TASK TO CARRY OUT: Every line below that holds the string "power" should be copied out.

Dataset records
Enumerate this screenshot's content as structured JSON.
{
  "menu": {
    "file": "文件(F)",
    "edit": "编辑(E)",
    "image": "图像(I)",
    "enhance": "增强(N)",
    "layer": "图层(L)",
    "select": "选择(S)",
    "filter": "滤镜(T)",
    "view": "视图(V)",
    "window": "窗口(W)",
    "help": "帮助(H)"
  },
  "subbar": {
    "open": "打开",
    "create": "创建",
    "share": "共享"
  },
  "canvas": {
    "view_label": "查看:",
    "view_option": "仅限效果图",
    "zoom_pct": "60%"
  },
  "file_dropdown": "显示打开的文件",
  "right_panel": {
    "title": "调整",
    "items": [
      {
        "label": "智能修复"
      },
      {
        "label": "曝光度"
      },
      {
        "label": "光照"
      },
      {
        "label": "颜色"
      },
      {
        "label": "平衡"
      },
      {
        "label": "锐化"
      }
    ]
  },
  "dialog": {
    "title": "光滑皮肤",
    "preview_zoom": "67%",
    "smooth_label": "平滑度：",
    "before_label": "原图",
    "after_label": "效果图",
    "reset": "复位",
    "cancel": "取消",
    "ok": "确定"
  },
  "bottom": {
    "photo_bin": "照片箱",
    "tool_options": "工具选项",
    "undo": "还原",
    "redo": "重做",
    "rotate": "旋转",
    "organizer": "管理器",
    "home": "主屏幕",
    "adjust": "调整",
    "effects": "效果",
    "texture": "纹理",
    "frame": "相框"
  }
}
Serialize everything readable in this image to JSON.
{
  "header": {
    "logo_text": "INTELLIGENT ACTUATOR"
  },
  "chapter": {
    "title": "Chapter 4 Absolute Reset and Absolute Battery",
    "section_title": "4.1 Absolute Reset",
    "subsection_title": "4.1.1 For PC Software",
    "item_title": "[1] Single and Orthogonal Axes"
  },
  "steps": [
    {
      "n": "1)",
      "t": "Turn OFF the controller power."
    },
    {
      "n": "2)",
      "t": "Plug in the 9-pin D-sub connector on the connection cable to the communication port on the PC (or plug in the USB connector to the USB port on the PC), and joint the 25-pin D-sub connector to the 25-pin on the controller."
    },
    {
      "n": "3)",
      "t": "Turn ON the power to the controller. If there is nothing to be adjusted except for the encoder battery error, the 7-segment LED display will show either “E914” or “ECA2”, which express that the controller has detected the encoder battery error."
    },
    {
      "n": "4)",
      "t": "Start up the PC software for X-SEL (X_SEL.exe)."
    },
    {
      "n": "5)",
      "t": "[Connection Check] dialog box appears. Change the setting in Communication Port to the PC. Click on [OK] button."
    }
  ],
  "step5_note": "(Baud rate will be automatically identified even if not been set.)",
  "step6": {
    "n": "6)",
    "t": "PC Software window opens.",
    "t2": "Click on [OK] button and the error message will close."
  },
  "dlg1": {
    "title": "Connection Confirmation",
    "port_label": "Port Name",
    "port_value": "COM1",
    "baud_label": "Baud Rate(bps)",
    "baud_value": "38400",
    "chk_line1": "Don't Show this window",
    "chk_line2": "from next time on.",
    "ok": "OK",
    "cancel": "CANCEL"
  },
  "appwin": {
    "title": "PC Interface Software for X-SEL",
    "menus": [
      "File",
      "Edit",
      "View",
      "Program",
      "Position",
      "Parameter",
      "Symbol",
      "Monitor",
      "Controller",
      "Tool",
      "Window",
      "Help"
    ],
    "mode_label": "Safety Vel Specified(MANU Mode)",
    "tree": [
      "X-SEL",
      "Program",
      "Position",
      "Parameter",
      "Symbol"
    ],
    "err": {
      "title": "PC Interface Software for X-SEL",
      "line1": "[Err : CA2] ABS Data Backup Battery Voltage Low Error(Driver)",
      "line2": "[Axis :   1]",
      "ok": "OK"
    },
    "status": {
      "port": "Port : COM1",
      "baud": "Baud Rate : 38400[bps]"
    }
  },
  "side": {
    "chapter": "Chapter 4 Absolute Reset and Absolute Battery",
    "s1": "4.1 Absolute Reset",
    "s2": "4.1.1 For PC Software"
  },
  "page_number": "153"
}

RESPONSE:
      "t": "Turn OFF the controller power."
      "t": "Turn ON the power to the controller. If there is nothing to be adjusted except for the encoder battery error, the 7-segment LED display will show either “E914” or “ECA2”, which express that the controller has detected the encoder battery error."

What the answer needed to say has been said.